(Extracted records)
──────────────────────────────

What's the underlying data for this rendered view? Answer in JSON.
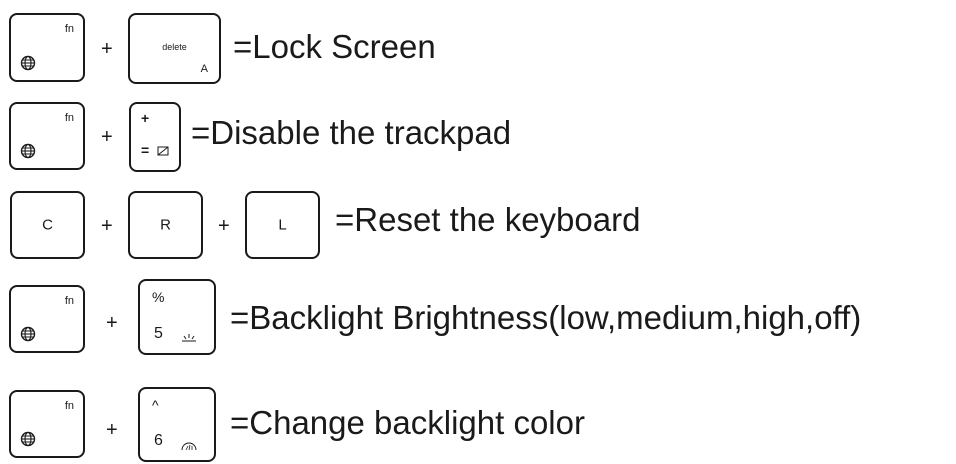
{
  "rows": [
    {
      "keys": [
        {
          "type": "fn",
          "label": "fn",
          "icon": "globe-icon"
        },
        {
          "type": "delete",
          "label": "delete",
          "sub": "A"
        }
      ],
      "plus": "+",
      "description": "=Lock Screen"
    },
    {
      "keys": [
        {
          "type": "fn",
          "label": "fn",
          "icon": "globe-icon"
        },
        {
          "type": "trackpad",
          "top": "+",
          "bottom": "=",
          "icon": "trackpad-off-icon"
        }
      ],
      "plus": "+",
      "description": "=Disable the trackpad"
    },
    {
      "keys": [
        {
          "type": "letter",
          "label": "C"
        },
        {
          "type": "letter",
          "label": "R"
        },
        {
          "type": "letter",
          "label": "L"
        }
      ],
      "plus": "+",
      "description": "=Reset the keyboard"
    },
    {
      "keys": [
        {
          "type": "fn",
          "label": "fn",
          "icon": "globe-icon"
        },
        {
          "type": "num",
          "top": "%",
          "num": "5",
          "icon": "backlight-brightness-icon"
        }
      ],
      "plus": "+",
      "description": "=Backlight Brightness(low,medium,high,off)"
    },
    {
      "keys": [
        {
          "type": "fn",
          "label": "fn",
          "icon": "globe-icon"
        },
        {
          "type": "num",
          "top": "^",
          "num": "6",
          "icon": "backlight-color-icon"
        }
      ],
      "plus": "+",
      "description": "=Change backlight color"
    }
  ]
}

──────────────────────────────

Exercise instructions: Reproduce the data above in full, exactly as it is, with the pictures left out.

Response:
What's the underlying data for this rendered view? Answer in JSON.
{
  "rows": [
    {
      "keys": [
        {
          "type": "fn",
          "label": "fn",
          "icon": "globe-icon"
        },
        {
          "type": "delete",
          "label": "delete",
          "sub": "A"
        }
      ],
      "plus": "+",
      "description": "=Lock Screen"
    },
    {
      "keys": [
        {
          "type": "fn",
          "label": "fn",
          "icon": "globe-icon"
        },
        {
          "type": "trackpad",
          "top": "+",
          "bottom": "=",
          "icon": "trackpad-off-icon"
        }
      ],
      "plus": "+",
      "description": "=Disable the trackpad"
    },
    {
      "keys": [
        {
          "type": "letter",
          "label": "C"
        },
        {
          "type": "letter",
          "label": "R"
        },
        {
          "type": "letter",
          "label": "L"
        }
      ],
      "plus": "+",
      "description": "=Reset the keyboard"
    },
    {
      "keys": [
        {
          "type": "fn",
          "label": "fn",
          "icon": "globe-icon"
        },
        {
          "type": "num",
          "top": "%",
          "num": "5",
          "icon": "backlight-brightness-icon"
        }
      ],
      "plus": "+",
      "description": "=Backlight Brightness(low,medium,high,off)"
    },
    {
      "keys": [
        {
          "type": "fn",
          "label": "fn",
          "icon": "globe-icon"
        },
        {
          "type": "num",
          "top": "^",
          "num": "6",
          "icon": "backlight-color-icon"
        }
      ],
      "plus": "+",
      "description": "=Change backlight color"
    }
  ]
}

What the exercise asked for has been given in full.